YOUR TASK: In the entries below, count every line containing "name". Reply with the number alone.

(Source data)
□ □ □

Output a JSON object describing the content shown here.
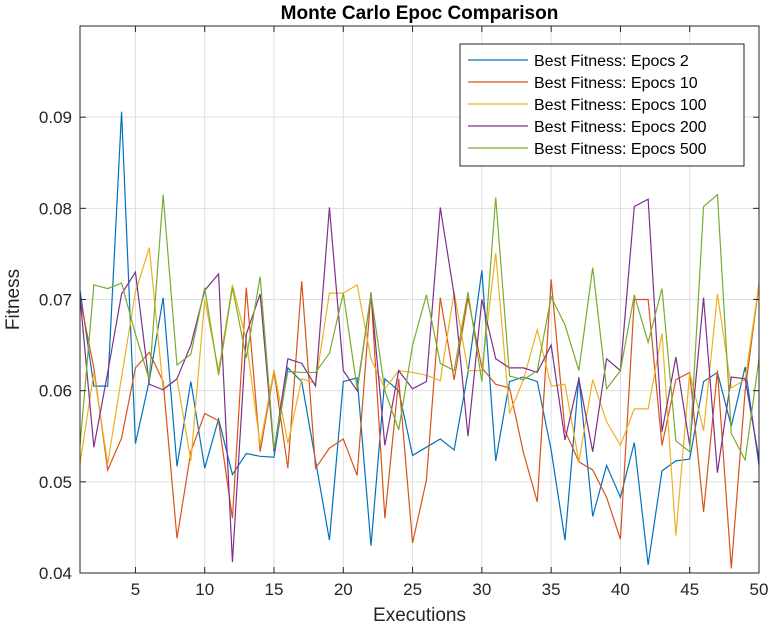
{
  "chart_data": {
    "type": "line",
    "title": "Monte Carlo Epoc Comparison",
    "xlabel": "Executions",
    "ylabel": "Fitness",
    "xlim": [
      1,
      50
    ],
    "ylim": [
      0.04,
      0.1
    ],
    "xticks": [
      5,
      10,
      15,
      20,
      25,
      30,
      35,
      40,
      45,
      50
    ],
    "yticks": [
      0.04,
      0.05,
      0.06,
      0.07,
      0.08,
      0.09
    ],
    "xtick_labels": [
      "5",
      "10",
      "15",
      "20",
      "25",
      "30",
      "35",
      "40",
      "45",
      "50"
    ],
    "ytick_labels": [
      "0.04",
      "0.05",
      "0.06",
      "0.07",
      "0.08",
      "0.09"
    ],
    "grid": true,
    "legend_position": "top-right",
    "x": [
      1,
      2,
      3,
      4,
      5,
      6,
      7,
      8,
      9,
      10,
      11,
      12,
      13,
      14,
      15,
      16,
      17,
      18,
      19,
      20,
      21,
      22,
      23,
      24,
      25,
      26,
      27,
      28,
      29,
      30,
      31,
      32,
      33,
      34,
      35,
      36,
      37,
      38,
      39,
      40,
      41,
      42,
      43,
      44,
      45,
      46,
      47,
      48,
      49,
      50
    ],
    "series": [
      {
        "name": "Best Fitness: Epocs 2",
        "color": "#0072BD",
        "values": [
          0.071,
          0.0605,
          0.0605,
          0.0906,
          0.0542,
          0.0611,
          0.0702,
          0.0517,
          0.061,
          0.0515,
          0.0569,
          0.0508,
          0.0531,
          0.0528,
          0.0527,
          0.0625,
          0.061,
          0.0523,
          0.0436,
          0.061,
          0.0614,
          0.043,
          0.0613,
          0.06,
          0.0529,
          0.0538,
          0.0547,
          0.0535,
          0.062,
          0.0732,
          0.0523,
          0.061,
          0.0615,
          0.061,
          0.0535,
          0.0436,
          0.0615,
          0.0462,
          0.0518,
          0.0483,
          0.0543,
          0.0409,
          0.0512,
          0.0523,
          0.0525,
          0.061,
          0.062,
          0.0561,
          0.0626,
          0.0518
        ]
      },
      {
        "name": "Best Fitness: Epocs 10",
        "color": "#D95319",
        "values": [
          0.0701,
          0.0625,
          0.0513,
          0.0548,
          0.0625,
          0.0642,
          0.061,
          0.0438,
          0.0533,
          0.0575,
          0.0567,
          0.046,
          0.0713,
          0.0533,
          0.0621,
          0.0515,
          0.072,
          0.0515,
          0.0537,
          0.0547,
          0.0507,
          0.0708,
          0.046,
          0.0613,
          0.0433,
          0.0502,
          0.0702,
          0.0612,
          0.0702,
          0.0625,
          0.0607,
          0.0603,
          0.0532,
          0.0478,
          0.0722,
          0.0556,
          0.0522,
          0.0513,
          0.0483,
          0.0437,
          0.07,
          0.07,
          0.054,
          0.0612,
          0.062,
          0.0467,
          0.0622,
          0.0405,
          0.06,
          0.0717
        ]
      },
      {
        "name": "Best Fitness: Epocs 100",
        "color": "#EDB120",
        "values": [
          0.052,
          0.062,
          0.052,
          0.0615,
          0.0708,
          0.0757,
          0.0602,
          0.0613,
          0.0523,
          0.07,
          0.0622,
          0.0716,
          0.0655,
          0.054,
          0.0623,
          0.0542,
          0.0613,
          0.0608,
          0.0707,
          0.0707,
          0.0716,
          0.0635,
          0.0602,
          0.0622,
          0.062,
          0.0617,
          0.0611,
          0.0708,
          0.0622,
          0.0622,
          0.0751,
          0.0575,
          0.0612,
          0.0667,
          0.0605,
          0.0607,
          0.0522,
          0.0612,
          0.0566,
          0.054,
          0.058,
          0.058,
          0.0663,
          0.0441,
          0.062,
          0.0556,
          0.0706,
          0.0603,
          0.0612,
          0.0717
        ]
      },
      {
        "name": "Best Fitness: Epocs 200",
        "color": "#7E2F8E",
        "values": [
          0.0703,
          0.0538,
          0.062,
          0.0706,
          0.073,
          0.0607,
          0.0601,
          0.0613,
          0.065,
          0.071,
          0.0728,
          0.0412,
          0.0662,
          0.0706,
          0.0533,
          0.0635,
          0.063,
          0.0605,
          0.0801,
          0.0622,
          0.06,
          0.0706,
          0.054,
          0.0622,
          0.0602,
          0.061,
          0.0801,
          0.0705,
          0.055,
          0.07,
          0.0635,
          0.0625,
          0.0625,
          0.062,
          0.065,
          0.0546,
          0.0613,
          0.0533,
          0.0635,
          0.0622,
          0.0802,
          0.081,
          0.0555,
          0.0637,
          0.054,
          0.0702,
          0.051,
          0.0615,
          0.0613,
          0.0525
        ]
      },
      {
        "name": "Best Fitness: Epocs 500",
        "color": "#77AC30",
        "values": [
          0.054,
          0.0716,
          0.0712,
          0.0718,
          0.0662,
          0.0612,
          0.0815,
          0.0628,
          0.064,
          0.0713,
          0.0617,
          0.0713,
          0.0636,
          0.0725,
          0.0536,
          0.0621,
          0.062,
          0.062,
          0.0641,
          0.0707,
          0.0602,
          0.0706,
          0.06,
          0.0557,
          0.065,
          0.0705,
          0.063,
          0.0622,
          0.0708,
          0.061,
          0.0812,
          0.0616,
          0.0612,
          0.0622,
          0.0703,
          0.0672,
          0.0622,
          0.0735,
          0.0602,
          0.0622,
          0.0705,
          0.0653,
          0.0712,
          0.0545,
          0.0533,
          0.0802,
          0.0815,
          0.0553,
          0.0524,
          0.0635
        ]
      }
    ]
  }
}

□ □ □

FINAL ANSWER: 5